WHAT THIS TASK INVOLVES —
Reproduce the listing below exactly, minus its pictures.

DATA TO USE —
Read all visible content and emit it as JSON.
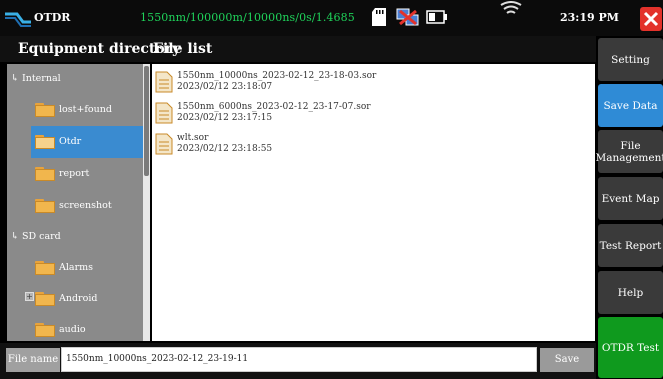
{
  "topbar": {
    "app_title": "OTDR",
    "params": "1550nm/100000m/10000ns/0s/1.4685",
    "clock": "23:19 PM"
  },
  "header": {
    "dir_title": "Equipment directory",
    "files_title": "File list"
  },
  "tree": {
    "internal_label": "Internal",
    "internal_folders": [
      "lost+found",
      "Otdr",
      "report",
      "screenshot"
    ],
    "selected_folder": "Otdr",
    "sd_label": "SD card",
    "sd_folders": [
      "Alarms",
      "Android",
      "audio"
    ],
    "expander_symbol": "+"
  },
  "files": [
    {
      "name": "1550nm_10000ns_2023-02-12_23-18-03.sor",
      "date": "2023/02/12  23:18:07"
    },
    {
      "name": "1550nm_6000ns_2023-02-12_23-17-07.sor",
      "date": "2023/02/12  23:17:15"
    },
    {
      "name": "wlt.sor",
      "date": "2023/02/12  23:18:55"
    }
  ],
  "bottom": {
    "file_name_label": "File name",
    "file_name_value": "1550nm_10000ns_2023-02-12_23-19-11",
    "save_label": "Save"
  },
  "menu": {
    "setting": "Setting",
    "save_data": "Save Data",
    "file_management": "File Management",
    "event_map": "Event Map",
    "test_report": "Test Report",
    "help": "Help",
    "otdr_test": "OTDR Test"
  },
  "colors": {
    "accent_blue": "#2f8bd6",
    "green_button": "#0f9a1e",
    "params_green": "#1fd25a",
    "close_red": "#e3322b"
  },
  "icons": [
    "otdr-logo-icon",
    "sd-card-icon",
    "network-icon",
    "battery-icon",
    "wifi-icon",
    "close-icon",
    "folder-icon",
    "file-icon"
  ]
}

EXERCISE ANSWER —
Read all visible content and emit it as JSON.
{
  "topbar": {
    "app_title": "OTDR",
    "params": "1550nm/100000m/10000ns/0s/1.4685",
    "clock": "23:19 PM"
  },
  "header": {
    "dir_title": "Equipment directory",
    "files_title": "File list"
  },
  "tree": {
    "internal_label": "Internal",
    "internal_folders": [
      "lost+found",
      "Otdr",
      "report",
      "screenshot"
    ],
    "selected_folder": "Otdr",
    "sd_label": "SD card",
    "sd_folders": [
      "Alarms",
      "Android",
      "audio"
    ],
    "expander_symbol": "+"
  },
  "files": [
    {
      "name": "1550nm_10000ns_2023-02-12_23-18-03.sor",
      "date": "2023/02/12  23:18:07"
    },
    {
      "name": "1550nm_6000ns_2023-02-12_23-17-07.sor",
      "date": "2023/02/12  23:17:15"
    },
    {
      "name": "wlt.sor",
      "date": "2023/02/12  23:18:55"
    }
  ],
  "bottom": {
    "file_name_label": "File name",
    "file_name_value": "1550nm_10000ns_2023-02-12_23-19-11",
    "save_label": "Save"
  },
  "menu": {
    "setting": "Setting",
    "save_data": "Save Data",
    "file_management": "File Management",
    "event_map": "Event Map",
    "test_report": "Test Report",
    "help": "Help",
    "otdr_test": "OTDR Test"
  },
  "colors": {
    "accent_blue": "#2f8bd6",
    "green_button": "#0f9a1e",
    "params_green": "#1fd25a",
    "close_red": "#e3322b"
  },
  "icons": [
    "otdr-logo-icon",
    "sd-card-icon",
    "network-icon",
    "battery-icon",
    "wifi-icon",
    "close-icon",
    "folder-icon",
    "file-icon"
  ]
}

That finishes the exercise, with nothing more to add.